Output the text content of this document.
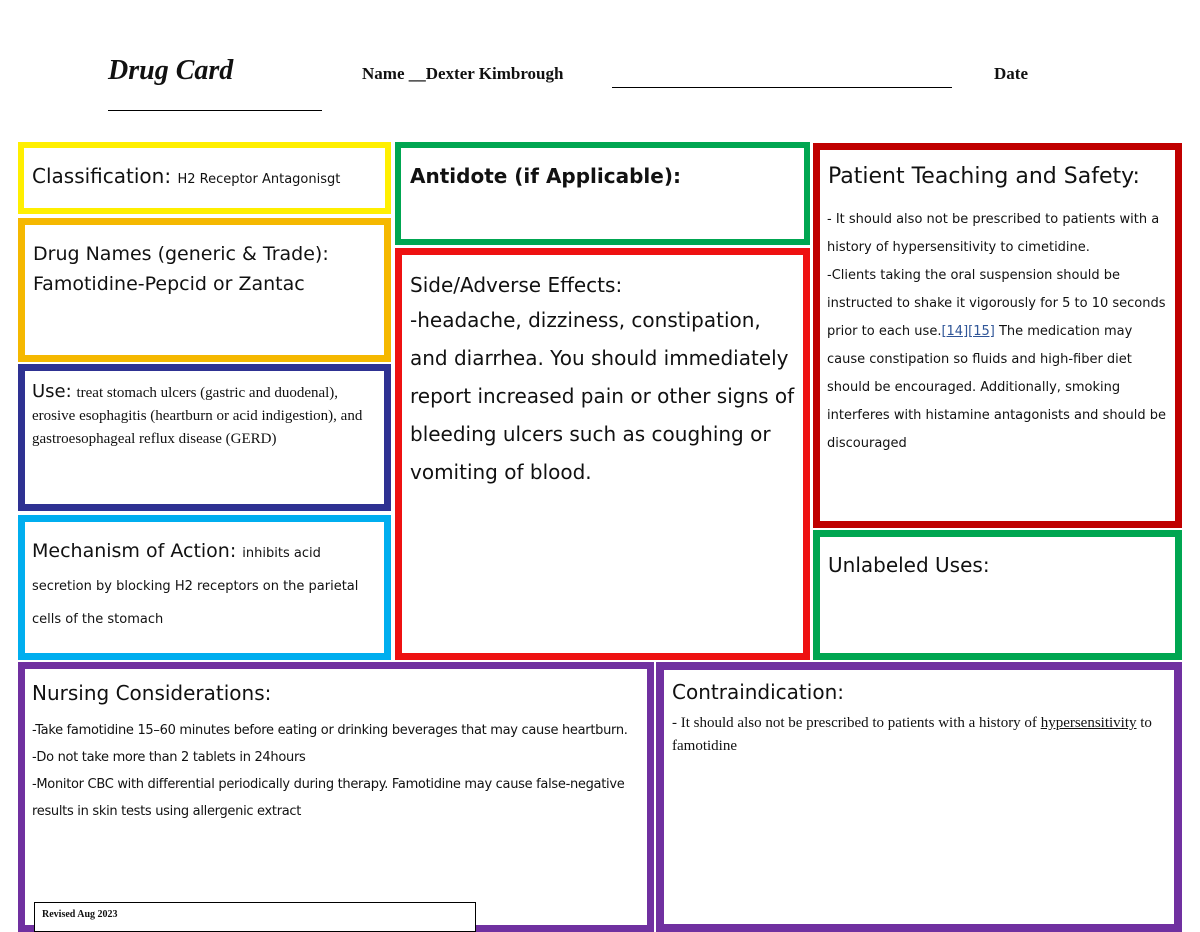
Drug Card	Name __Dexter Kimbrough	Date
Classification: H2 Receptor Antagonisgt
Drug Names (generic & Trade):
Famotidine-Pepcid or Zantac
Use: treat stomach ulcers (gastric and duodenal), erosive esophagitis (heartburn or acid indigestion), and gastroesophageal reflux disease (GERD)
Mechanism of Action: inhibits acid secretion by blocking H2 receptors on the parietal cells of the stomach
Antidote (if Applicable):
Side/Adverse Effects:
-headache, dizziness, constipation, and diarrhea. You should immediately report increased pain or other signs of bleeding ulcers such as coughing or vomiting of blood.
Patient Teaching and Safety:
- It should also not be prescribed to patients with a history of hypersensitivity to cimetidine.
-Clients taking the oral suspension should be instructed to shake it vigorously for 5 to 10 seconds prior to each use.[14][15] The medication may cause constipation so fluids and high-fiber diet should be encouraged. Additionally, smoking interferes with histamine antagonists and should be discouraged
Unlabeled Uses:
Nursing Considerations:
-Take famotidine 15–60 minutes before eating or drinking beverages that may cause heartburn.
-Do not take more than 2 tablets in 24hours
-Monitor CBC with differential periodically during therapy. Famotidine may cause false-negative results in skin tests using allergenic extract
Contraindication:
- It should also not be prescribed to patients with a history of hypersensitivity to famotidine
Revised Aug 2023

* **Work order**
Count how many lines of the listing above include the word "acid", then reply with that count and no other text.

* **Response to the exercise**
2